本文:
====================
空からブルーベリーが落ちてきた日
小学校6年生の夏、空から何か落ちてきた。
当時、僕の家から自転車で5分くらいのところに四方をフェンスで囲まれた50×50mほどの広い空き地があって、僕はそこでほとんど毎日友達と草野球をやっていた。
始めたきっかけは5年生の時。自転車でその空き地の前を通りかかると、フェンスの内側で手に野球のグローブをはめた同じクラスの男子が3人でテニスボールを使ってキャッチボールをしていたので気になって声をかけた。
「なにしてるん?」
「おう!野球してんねん」
「ふーん。そこどうやって入ったん?」
「フェンス乗り越えてん。一緒にやれへん?」
その日から僕はほとんど毎日その空き地に通うことになる。
僕は生まれて初めてやった野球があまりにも楽しくて、すぐ親にグローブを買ってもらい、人数を増やしたくてみんなで同級生を誘いまくった。
その甲斐あって僕らの野球に参加する人数はすぐに増えていった。毎日やっていることもみんな知っていたのでわざわざ誘わなくても毎回7〜13人くらいは集まるようになった。
それだけ人数が集まると2チームに分かれての試合ができるようになり、僕はますます野球が楽しくなっていった。
その日もいつものように2チームに分かれて試合を行なっていた。
試合中盤。
相手チームの攻撃。
僕はセカンドの守備についていた。
ピッチャーがボールを投げる。
バッターがバットを思い切り振り抜いた。
瞬間。
「バコンッ!」
バッターが打ち返したテニスボールは僕の頭上を遥かに超え、そして太陽と重なった。
====================
入力レコード:
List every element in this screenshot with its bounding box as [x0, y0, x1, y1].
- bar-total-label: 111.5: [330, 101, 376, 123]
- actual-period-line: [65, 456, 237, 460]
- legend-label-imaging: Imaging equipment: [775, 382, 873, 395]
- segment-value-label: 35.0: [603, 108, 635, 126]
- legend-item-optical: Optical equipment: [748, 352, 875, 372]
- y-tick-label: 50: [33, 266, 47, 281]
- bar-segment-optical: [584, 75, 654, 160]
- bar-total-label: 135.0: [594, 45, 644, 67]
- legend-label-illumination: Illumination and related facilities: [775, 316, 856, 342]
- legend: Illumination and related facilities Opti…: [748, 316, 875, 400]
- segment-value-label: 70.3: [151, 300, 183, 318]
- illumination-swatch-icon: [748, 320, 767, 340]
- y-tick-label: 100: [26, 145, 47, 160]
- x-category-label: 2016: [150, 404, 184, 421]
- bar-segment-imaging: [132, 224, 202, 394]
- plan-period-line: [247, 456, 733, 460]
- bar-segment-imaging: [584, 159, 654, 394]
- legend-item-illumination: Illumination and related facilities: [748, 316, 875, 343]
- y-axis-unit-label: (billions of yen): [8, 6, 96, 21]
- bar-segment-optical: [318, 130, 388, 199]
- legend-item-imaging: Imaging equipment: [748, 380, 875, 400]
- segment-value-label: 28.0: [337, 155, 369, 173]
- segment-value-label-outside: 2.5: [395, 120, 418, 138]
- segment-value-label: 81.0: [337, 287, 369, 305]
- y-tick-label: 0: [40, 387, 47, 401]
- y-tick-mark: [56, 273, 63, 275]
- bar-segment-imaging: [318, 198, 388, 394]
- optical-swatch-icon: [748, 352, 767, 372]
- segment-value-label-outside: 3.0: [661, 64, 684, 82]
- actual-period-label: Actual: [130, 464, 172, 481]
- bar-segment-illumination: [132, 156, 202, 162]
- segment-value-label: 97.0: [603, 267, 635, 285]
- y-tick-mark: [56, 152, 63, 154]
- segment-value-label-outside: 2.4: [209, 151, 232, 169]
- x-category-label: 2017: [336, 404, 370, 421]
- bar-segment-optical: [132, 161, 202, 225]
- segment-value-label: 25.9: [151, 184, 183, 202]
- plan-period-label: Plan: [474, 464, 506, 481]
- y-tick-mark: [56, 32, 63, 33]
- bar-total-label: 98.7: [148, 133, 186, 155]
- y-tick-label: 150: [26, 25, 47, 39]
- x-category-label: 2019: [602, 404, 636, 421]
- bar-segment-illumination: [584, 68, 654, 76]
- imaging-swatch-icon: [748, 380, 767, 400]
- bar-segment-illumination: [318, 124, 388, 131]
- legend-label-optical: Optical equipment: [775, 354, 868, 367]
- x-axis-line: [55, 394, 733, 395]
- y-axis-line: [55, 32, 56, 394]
====================
やること:
1: 空き地での草野球の話で、試合の日に「僕」が守っていたポジションはどこですか。
2: 「mark」という文字列を含むレコードの行をすべて示してください。

答え:
1: セカンドです。

2:
- y-tick-mark: [56, 273, 63, 275]
- y-tick-mark: [56, 152, 63, 154]
- y-tick-mark: [56, 32, 63, 33]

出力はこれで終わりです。